### What you need to do
Extend the personal account of living abroad in Malaysia, picking up directly after its final sentence.

### Selected extract
• • •

Living abroad sounds exciting. It is exciting. I’m Zambian and my home is Zambia. When an opportunity came for me to leave Zambia, I grabbed it with both hands. I currently live in Malaysia and I have been here for the last three years.
When people find out I don’t live in Zambia, they are usually so amused and think I’m living my best life. Everything is rosy and honestly what could go wrong when you practically moved to heaven. That’s not the case though. Of course living abroad is fun and really nice but there are a few downsides that people who live abroad don’t really talk about. That’s what I’m sharing today.
Everything I’m going to share with you is based on my experience in Malaysia. It’s my story and I hope it will be entertaining and eye opening. Moving or living abroad is hard. Especially if you’re on your own. The media really sells a picture of it being easy and beautiful but it’s challenging too. Finding your ground in a new place can tear you apart. So, I’m only telling you the ugly parts of living abroad. Things that they don’t want you to know.
1. This is Not Your Home
I remember every encounter I have had with the police like they happened yesterday. The first time I had an encounter with them, my friends and I were out at night, driving to a restaurant. None of us in the car was Malaysian. We were all black. We drove towards a road block and the flow of cars was fast until we got to the front. The police man turned on his flashlight and looked in the car, saw that all of us were black and asked us to park at the side of the road. I found the whole situation amusing. He asked to see our Visas and so we all produced our icards apart from one of my friends who produced his passport. I found that funny and I couldn’t help myself but laugh. Who moves around with their passport? I should have never laughed. That flashlight was on my face in seconds. He then checked my visa looked at me and then let us go. We were stopped because we were not Malaysian.
Another incident is when my friend and I left our building to go to 7-eleven which was a two minute walk from our apartment. We just carried cash because we were buying bread or something like that. The sun had already gone down. We got what we wanted and then left the store to walk back home. Suddenly, a car started coming up behind us driving really fast with the headlights on. So we stopped walking to let the car go passed us but it stopped right in front of us. We then noticed it was the police. The window was rolled down and the man in the car asked us where we were from. Now, my mind was racing because I didn’t have my purse with me which meant I didn’t have my icard with me. To answer his question, I pointed to our apartment building while coming up with what to say if he asks me for my ID. Then he responded and said, “What country are you from?” How dumb could I be? Obviously that’s what he meant but I was too scared to think. “Zambia.” I responded. Then he looked us up and down and drove off.
This leads me to my first thing about living abroad. You’re constantly reminded that’s not your home. The police bothering you coupled with people calling you a “foreigner” will remind you that you are an outsider. There is no running away from it. I have now come to hate the word “foreigner”. It annoys me and I get so annoyed when people refer to me as that. Either learn my name or nationality or don’t address me at all.

• • •

### Data supplied
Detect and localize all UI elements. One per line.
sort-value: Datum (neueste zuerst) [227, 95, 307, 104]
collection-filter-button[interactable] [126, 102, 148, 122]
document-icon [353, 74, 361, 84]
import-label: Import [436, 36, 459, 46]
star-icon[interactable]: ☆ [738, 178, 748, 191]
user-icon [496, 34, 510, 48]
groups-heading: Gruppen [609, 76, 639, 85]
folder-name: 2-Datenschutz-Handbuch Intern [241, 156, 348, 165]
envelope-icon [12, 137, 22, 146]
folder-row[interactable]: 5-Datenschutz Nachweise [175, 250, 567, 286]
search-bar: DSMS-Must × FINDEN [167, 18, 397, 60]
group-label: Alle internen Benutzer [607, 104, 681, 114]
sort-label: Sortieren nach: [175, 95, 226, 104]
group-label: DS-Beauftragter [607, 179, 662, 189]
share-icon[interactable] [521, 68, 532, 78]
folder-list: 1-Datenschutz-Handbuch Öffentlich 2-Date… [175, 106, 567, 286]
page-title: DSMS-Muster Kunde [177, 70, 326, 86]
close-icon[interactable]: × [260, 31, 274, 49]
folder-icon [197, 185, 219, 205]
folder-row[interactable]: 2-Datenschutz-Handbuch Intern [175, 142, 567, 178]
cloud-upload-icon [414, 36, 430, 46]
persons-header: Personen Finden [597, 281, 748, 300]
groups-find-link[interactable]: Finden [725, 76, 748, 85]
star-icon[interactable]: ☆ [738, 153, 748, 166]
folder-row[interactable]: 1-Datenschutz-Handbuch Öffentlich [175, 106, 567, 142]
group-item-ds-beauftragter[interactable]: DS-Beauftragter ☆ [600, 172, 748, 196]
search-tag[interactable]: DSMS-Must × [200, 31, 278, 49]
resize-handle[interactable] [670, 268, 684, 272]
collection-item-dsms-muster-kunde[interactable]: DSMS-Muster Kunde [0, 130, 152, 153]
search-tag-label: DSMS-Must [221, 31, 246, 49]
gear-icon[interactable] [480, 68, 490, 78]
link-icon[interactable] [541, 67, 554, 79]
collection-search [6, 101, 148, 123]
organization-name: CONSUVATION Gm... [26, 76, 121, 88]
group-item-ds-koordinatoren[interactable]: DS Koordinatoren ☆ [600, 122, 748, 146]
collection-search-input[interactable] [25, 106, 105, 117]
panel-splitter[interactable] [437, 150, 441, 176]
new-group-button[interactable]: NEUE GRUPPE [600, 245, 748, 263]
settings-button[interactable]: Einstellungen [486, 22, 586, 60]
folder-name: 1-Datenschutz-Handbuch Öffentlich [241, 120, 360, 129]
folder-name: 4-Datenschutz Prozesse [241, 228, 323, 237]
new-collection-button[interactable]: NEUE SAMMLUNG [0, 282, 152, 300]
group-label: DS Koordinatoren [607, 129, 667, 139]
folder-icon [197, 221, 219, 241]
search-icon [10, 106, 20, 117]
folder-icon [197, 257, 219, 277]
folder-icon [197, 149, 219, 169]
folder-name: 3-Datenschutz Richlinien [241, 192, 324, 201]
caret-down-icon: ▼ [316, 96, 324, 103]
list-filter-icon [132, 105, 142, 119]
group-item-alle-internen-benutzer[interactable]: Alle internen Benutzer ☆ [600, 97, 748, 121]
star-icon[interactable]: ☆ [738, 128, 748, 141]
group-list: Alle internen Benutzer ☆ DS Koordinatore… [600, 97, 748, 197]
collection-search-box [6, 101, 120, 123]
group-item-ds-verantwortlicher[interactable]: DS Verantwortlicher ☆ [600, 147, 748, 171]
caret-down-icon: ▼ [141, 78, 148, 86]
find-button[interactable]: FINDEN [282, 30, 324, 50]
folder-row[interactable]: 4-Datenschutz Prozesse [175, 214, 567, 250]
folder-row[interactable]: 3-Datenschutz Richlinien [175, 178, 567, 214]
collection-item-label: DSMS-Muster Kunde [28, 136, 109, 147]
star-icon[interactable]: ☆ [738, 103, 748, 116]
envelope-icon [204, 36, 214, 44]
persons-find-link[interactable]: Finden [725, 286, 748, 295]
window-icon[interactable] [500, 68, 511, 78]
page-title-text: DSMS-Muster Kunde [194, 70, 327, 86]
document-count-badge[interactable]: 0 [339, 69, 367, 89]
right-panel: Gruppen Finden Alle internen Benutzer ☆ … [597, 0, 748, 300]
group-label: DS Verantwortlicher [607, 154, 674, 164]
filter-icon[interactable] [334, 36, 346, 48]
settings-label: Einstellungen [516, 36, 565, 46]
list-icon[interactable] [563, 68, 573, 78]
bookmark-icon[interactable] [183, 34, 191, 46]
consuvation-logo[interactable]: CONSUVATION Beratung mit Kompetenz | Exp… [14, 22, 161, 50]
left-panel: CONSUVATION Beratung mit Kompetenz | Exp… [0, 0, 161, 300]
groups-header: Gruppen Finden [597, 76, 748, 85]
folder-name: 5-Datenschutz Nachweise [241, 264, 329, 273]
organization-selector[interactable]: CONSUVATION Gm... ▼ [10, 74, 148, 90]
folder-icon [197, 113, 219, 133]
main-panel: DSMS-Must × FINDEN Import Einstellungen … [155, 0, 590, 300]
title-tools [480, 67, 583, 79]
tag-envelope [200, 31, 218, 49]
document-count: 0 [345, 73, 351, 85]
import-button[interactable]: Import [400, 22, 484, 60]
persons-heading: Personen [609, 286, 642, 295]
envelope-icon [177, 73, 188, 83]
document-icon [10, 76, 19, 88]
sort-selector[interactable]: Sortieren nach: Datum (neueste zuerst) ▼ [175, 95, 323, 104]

• • •

### Exercise result
2. Language Barriers Will Kill You
As I mentioned earlier, I have been in Malaysia for almost three years. Unfortunately, I cannot speak fluent Malay but I know just enough to get by. Malaysia is a predominantly Muslim country and so they have prayer rooms, suraus, almost everywhere. In the library on campus, there is a prayer room right opposite the female toilets. The very first time I went to the library, I asked someone to point me in the direction of the female toilets and they did. So I walked over to where I was directed. I saw a door looked up, saw a ladies sign on the door with something written under the sign which I assumed meant toilet. So I walked in and after taking about five steps, I looked up and saw someone washing their feet. I was confused as to why this person was not wearing shoes in a public bathroom. Her face was shocked as she looked at me and it took me more time than I would have liked to realise that that was in fact, not the toilet. It was the prayer room. I quickly apologised and on my way out, noticed the shoes at the door. I don’t know why I didn’t see those when I first walked in. Embarrassed is an understatement of how I felt. In Islam, you aren’t allowed to step into a holy area with your shoes on so I am very sure the girl I found there felt disrespected because I walked in with my dirty sneakers. What I’m trying to say is, learn the language so that you can read the signs.
Another things I still struggle with is counting in Malay. I can count from 1 to 10. From there I know 20, 30 and 50. That’s it. I don’t know anything in between. It also takes me a long time to count in my head and so when I buy something and someone tells me my bill in Malay, I just try to judge if the number sounds like its less than 10 or more than 10. I almost always end up giving more money than necessary and then wait for the change.
People say the first thing you should learn when learning a new language are the insults. Personally, I don’t swear but it’s always nice to know when someone swears at you or calls you something offensive.
All this sums up the second thing about living abroad. The language barriers will kill you so make it a point to learn the language. Learning a new language is not the easiest thing to do. Especially if it has completely nothing in common with what you are used to. It’s for your own good though so learn it. Also, locals always feel good when I talk to them in Malay. That’s always nice to see.
3. Your Finances Should Be in Order
Malaysia has an insane night life and really good holiday destinations. The thing is, for you to live your best life and really enjoy the country, you need money. I probably should have mentioned it earlier but I will tell you now. I’m a student. That means I depend on an allowance from my parents. However, I like to enjoy life. I enjoy eating out, visiting new places, travelling etc. That’s my kind of thing. I think living abroad as a student is really nice if you come from a wealthy background or your parents work for the government. That way, you can have the full experience. Otherwise, depending on an allowance from your parents to get by is annoying because you can’t really spend recklessly or just enjoy however you want to because deep down you know you just can’t ask for more money whenever you want to. It’s different when it’s your own money. At least for me that’s the case. To top it all off, the Kwacha (Zambian Currency) is playing games that I am not enjoying. The exchange rate is so bad I have to think 4 times before buying a simple meal at KFC. For sure there is rice at home.
My youngest brother thinks I eat out every day and I eat in expensive restaurants only. Good food every day. I will say this again, there is rice at home.
Point number three. I think living abroad is more enjoyable when you’re making your own money and when you have money. Loads of it for that matter.
4. Don’t Touch My Hair. Don’t Stare at Me.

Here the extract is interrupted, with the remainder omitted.